■ **Exercise goal**
Can you print every record below exactly as written?

■ **Material provided**
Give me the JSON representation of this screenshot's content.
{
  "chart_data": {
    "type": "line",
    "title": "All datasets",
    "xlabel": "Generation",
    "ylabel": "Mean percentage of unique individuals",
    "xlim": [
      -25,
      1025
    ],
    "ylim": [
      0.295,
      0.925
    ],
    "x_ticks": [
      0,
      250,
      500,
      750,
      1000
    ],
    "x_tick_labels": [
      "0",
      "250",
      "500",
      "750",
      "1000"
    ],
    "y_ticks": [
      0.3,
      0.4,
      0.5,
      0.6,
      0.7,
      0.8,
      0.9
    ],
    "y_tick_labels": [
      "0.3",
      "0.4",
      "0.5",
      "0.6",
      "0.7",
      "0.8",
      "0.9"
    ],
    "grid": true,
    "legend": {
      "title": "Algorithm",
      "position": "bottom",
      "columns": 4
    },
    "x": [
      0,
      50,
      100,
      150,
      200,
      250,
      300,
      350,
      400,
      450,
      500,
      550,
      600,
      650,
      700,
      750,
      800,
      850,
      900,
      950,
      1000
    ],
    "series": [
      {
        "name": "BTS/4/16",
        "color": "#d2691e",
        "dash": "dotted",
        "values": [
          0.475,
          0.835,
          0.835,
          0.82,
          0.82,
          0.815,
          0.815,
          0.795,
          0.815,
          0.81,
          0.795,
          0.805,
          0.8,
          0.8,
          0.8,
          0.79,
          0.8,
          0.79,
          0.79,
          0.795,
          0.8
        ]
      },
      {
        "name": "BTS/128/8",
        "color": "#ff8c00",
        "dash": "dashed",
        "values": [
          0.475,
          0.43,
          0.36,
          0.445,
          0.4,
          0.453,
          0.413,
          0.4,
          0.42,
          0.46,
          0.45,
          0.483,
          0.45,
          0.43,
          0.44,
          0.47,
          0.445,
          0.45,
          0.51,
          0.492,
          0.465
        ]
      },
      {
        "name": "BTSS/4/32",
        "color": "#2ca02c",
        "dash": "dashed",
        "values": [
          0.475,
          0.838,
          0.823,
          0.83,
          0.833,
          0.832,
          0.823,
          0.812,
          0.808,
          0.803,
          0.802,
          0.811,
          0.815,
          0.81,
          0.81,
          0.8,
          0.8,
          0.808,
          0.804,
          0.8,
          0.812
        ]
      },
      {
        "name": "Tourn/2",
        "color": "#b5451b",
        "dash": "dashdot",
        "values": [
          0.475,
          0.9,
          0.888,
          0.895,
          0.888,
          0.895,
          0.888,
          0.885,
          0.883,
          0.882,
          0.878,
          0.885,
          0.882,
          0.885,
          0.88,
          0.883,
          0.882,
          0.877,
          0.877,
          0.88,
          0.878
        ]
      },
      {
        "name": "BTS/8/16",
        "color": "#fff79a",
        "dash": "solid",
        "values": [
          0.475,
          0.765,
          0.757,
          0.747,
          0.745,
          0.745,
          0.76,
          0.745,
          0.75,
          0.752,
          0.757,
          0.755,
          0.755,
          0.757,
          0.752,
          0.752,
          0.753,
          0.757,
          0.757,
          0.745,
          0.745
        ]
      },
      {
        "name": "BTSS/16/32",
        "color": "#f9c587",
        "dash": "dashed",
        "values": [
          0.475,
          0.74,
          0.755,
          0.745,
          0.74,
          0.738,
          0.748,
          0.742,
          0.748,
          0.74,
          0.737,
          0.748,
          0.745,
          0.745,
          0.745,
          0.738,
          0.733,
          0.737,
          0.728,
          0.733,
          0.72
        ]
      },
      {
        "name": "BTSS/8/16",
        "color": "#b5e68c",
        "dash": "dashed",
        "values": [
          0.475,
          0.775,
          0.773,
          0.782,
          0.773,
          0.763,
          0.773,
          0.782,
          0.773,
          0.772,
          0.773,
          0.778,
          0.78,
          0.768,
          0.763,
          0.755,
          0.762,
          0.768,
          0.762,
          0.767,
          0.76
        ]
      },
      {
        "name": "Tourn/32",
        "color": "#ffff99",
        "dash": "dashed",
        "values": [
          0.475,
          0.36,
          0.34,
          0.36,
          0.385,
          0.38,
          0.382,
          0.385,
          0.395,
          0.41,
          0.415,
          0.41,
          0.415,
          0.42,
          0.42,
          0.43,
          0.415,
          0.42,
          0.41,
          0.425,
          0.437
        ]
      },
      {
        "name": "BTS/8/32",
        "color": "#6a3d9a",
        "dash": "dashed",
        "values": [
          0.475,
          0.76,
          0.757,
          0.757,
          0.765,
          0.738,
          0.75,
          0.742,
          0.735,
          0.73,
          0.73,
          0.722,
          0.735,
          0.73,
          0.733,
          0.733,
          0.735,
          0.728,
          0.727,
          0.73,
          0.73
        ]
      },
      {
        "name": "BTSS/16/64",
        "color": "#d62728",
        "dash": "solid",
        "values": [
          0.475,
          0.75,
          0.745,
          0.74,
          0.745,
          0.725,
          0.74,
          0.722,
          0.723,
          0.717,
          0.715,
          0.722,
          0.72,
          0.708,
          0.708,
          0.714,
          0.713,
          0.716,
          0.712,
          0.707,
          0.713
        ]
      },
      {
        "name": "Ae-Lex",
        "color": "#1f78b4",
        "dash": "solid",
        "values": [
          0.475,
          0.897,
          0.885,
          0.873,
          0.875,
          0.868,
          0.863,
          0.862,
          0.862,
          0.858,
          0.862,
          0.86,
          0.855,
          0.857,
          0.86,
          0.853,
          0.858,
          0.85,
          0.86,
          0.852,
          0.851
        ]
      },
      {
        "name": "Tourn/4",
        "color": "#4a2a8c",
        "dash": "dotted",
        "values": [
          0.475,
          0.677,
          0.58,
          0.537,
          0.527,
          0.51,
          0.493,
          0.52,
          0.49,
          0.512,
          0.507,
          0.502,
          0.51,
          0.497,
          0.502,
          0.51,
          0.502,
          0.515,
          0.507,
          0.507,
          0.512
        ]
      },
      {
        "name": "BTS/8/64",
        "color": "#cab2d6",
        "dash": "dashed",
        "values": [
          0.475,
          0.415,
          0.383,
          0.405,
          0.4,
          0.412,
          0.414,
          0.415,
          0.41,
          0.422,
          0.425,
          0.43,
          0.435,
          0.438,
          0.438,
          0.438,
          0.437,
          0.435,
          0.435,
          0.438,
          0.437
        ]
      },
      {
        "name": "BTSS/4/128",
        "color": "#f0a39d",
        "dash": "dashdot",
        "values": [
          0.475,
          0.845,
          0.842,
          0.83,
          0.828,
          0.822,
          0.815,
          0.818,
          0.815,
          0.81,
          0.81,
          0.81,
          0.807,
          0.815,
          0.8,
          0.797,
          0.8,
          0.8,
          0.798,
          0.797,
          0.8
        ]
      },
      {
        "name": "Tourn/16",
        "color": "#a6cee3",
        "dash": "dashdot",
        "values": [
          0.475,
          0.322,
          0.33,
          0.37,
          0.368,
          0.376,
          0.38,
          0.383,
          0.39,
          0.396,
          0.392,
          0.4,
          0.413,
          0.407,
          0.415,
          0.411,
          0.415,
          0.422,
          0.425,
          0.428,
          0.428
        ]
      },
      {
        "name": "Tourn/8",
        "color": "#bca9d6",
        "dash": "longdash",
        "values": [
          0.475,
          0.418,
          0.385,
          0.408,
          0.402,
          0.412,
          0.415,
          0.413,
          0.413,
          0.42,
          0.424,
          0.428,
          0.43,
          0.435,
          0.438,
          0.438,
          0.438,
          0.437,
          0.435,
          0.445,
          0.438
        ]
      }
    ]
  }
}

■ **Task result**
Give me the JSON representation of this screenshot's content.
{
  "chart_data": {
    "type": "line",
    "title": "All datasets",
    "xlabel": "Generation",
    "ylabel": "Mean percentage of unique individuals",
    "xlim": [
      -25,
      1025
    ],
    "ylim": [
      0.295,
      0.925
    ],
    "x_ticks": [
      0,
      250,
      500,
      750,
      1000
    ],
    "x_tick_labels": [
      "0",
      "250",
      "500",
      "750",
      "1000"
    ],
    "y_ticks": [
      0.3,
      0.4,
      0.5,
      0.6,
      0.7,
      0.8,
      0.9
    ],
    "y_tick_labels": [
      "0.3",
      "0.4",
      "0.5",
      "0.6",
      "0.7",
      "0.8",
      "0.9"
    ],
    "grid": true,
    "legend": {
      "title": "Algorithm",
      "position": "bottom",
      "columns": 4
    },
    "x": [
      0,
      50,
      100,
      150,
      200,
      250,
      300,
      350,
      400,
      450,
      500,
      550,
      600,
      650,
      700,
      750,
      800,
      850,
      900,
      950,
      1000
    ],
    "series": [
      {
        "name": "BTS/4/16",
        "color": "#d2691e",
        "dash": "dotted",
        "values": [
          0.475,
          0.835,
          0.835,
          0.82,
          0.82,
          0.815,
          0.815,
          0.795,
          0.815,
          0.81,
          0.795,
          0.805,
          0.8,
          0.8,
          0.8,
          0.79,
          0.8,
          0.79,
          0.79,
          0.795,
          0.8
        ]
      },
      {
        "name": "BTS/128/8",
        "color": "#ff8c00",
        "dash": "dashed",
        "values": [
          0.475,
          0.43,
          0.36,
          0.445,
          0.4,
          0.453,
          0.413,
          0.4,
          0.42,
          0.46,
          0.45,
          0.483,
          0.45,
          0.43,
          0.44,
          0.47,
          0.445,
          0.45,
          0.51,
          0.492,
          0.465
        ]
      },
      {
        "name": "BTSS/4/32",
        "color": "#2ca02c",
        "dash": "dashed",
        "values": [
          0.475,
          0.838,
          0.823,
          0.83,
          0.833,
          0.832,
          0.823,
          0.812,
          0.808,
          0.803,
          0.802,
          0.811,
          0.815,
          0.81,
          0.81,
          0.8,
          0.8,
          0.808,
          0.804,
          0.8,
          0.812
        ]
      },
      {
        "name": "Tourn/2",
        "color": "#b5451b",
        "dash": "dashdot",
        "values": [
          0.475,
          0.9,
          0.888,
          0.895,
          0.888,
          0.895,
          0.888,
          0.885,
          0.883,
          0.882,
          0.878,
          0.885,
          0.882,
          0.885,
          0.88,
          0.883,
          0.882,
          0.877,
          0.877,
          0.88,
          0.878
        ]
      },
      {
        "name": "BTS/8/16",
        "color": "#fff79a",
        "dash": "solid",
        "values": [
          0.475,
          0.765,
          0.757,
          0.747,
          0.745,
          0.745,
          0.76,
          0.745,
          0.75,
          0.752,
          0.757,
          0.755,
          0.755,
          0.757,
          0.752,
          0.752,
          0.753,
          0.757,
          0.757,
          0.745,
          0.745
        ]
      },
      {
        "name": "BTSS/16/32",
        "color": "#f9c587",
        "dash": "dashed",
        "values": [
          0.475,
          0.74,
          0.755,
          0.745,
          0.74,
          0.738,
          0.748,
          0.742,
          0.748,
          0.74,
          0.737,
          0.748,
          0.745,
          0.745,
          0.745,
          0.738,
          0.733,
          0.737,
          0.728,
          0.733,
          0.72
        ]
      },
      {
        "name": "BTSS/8/16",
        "color": "#b5e68c",
        "dash": "dashed",
        "values": [
          0.475,
          0.775,
          0.773,
          0.782,
          0.773,
          0.763,
          0.773,
          0.782,
          0.773,
          0.772,
          0.773,
          0.778,
          0.78,
          0.768,
          0.763,
          0.755,
          0.762,
          0.768,
          0.762,
          0.767,
          0.76
        ]
      },
      {
        "name": "Tourn/32",
        "color": "#ffff99",
        "dash": "dashed",
        "values": [
          0.475,
          0.36,
          0.34,
          0.36,
          0.385,
          0.38,
          0.382,
          0.385,
          0.395,
          0.41,
          0.415,
          0.41,
          0.415,
          0.42,
          0.42,
          0.43,
          0.415,
          0.42,
          0.41,
          0.425,
          0.437
        ]
      },
      {
        "name": "BTS/8/32",
        "color": "#6a3d9a",
        "dash": "dashed",
        "values": [
          0.475,
          0.76,
          0.757,
          0.757,
          0.765,
          0.738,
          0.75,
          0.742,
          0.735,
          0.73,
          0.73,
          0.722,
          0.735,
          0.73,
          0.733,
          0.733,
          0.735,
          0.728,
          0.727,
          0.73,
          0.73
        ]
      },
      {
        "name": "BTSS/16/64",
        "color": "#d62728",
        "dash": "solid",
        "values": [
          0.475,
          0.75,
          0.745,
          0.74,
          0.745,
          0.725,
          0.74,
          0.722,
          0.723,
          0.717,
          0.715,
          0.722,
          0.72,
          0.708,
          0.708,
          0.714,
          0.713,
          0.716,
          0.712,
          0.707,
          0.713
        ]
      },
      {
        "name": "Ae-Lex",
        "color": "#1f78b4",
        "dash": "solid",
        "values": [
          0.475,
          0.897,
          0.885,
          0.873,
          0.875,
          0.868,
          0.863,
          0.862,
          0.862,
          0.858,
          0.862,
          0.86,
          0.855,
          0.857,
          0.86,
          0.853,
          0.858,
          0.85,
          0.86,
          0.852,
          0.851
        ]
      },
      {
        "name": "Tourn/4",
        "color": "#4a2a8c",
        "dash": "dotted",
        "values": [
          0.475,
          0.677,
          0.58,
          0.537,
          0.527,
          0.51,
          0.493,
          0.52,
          0.49,
          0.512,
          0.507,
          0.502,
          0.51,
          0.497,
          0.502,
          0.51,
          0.502,
          0.515,
          0.507,
          0.507,
          0.512
        ]
      },
      {
        "name": "BTS/8/64",
        "color": "#cab2d6",
        "dash": "dashed",
        "values": [
          0.475,
          0.415,
          0.383,
          0.405,
          0.4,
          0.412,
          0.414,
          0.415,
          0.41,
          0.422,
          0.425,
          0.43,
          0.435,
          0.438,
          0.438,
          0.438,
          0.437,
          0.435,
          0.435,
          0.438,
          0.437
        ]
      },
      {
        "name": "BTSS/4/128",
        "color": "#f0a39d",
        "dash": "dashdot",
        "values": [
          0.475,
          0.845,
          0.842,
          0.83,
          0.828,
          0.822,
          0.815,
          0.818,
          0.815,
          0.81,
          0.81,
          0.81,
          0.807,
          0.815,
          0.8,
          0.797,
          0.8,
          0.8,
          0.798,
          0.797,
          0.8
        ]
      },
      {
        "name": "Tourn/16",
        "color": "#a6cee3",
        "dash": "dashdot",
        "values": [
          0.475,
          0.322,
          0.33,
          0.37,
          0.368,
          0.376,
          0.38,
          0.383,
          0.39,
          0.396,
          0.392,
          0.4,
          0.413,
          0.407,
          0.415,
          0.411,
          0.415,
          0.422,
          0.425,
          0.428,
          0.428
        ]
      },
      {
        "name": "Tourn/8",
        "color": "#bca9d6",
        "dash": "longdash",
        "values": [
          0.475,
          0.418,
          0.385,
          0.408,
          0.402,
          0.412,
          0.415,
          0.413,
          0.413,
          0.42,
          0.424,
          0.428,
          0.43,
          0.435,
          0.438,
          0.438,
          0.438,
          0.437,
          0.435,
          0.445,
          0.438
        ]
      }
    ]
  }
}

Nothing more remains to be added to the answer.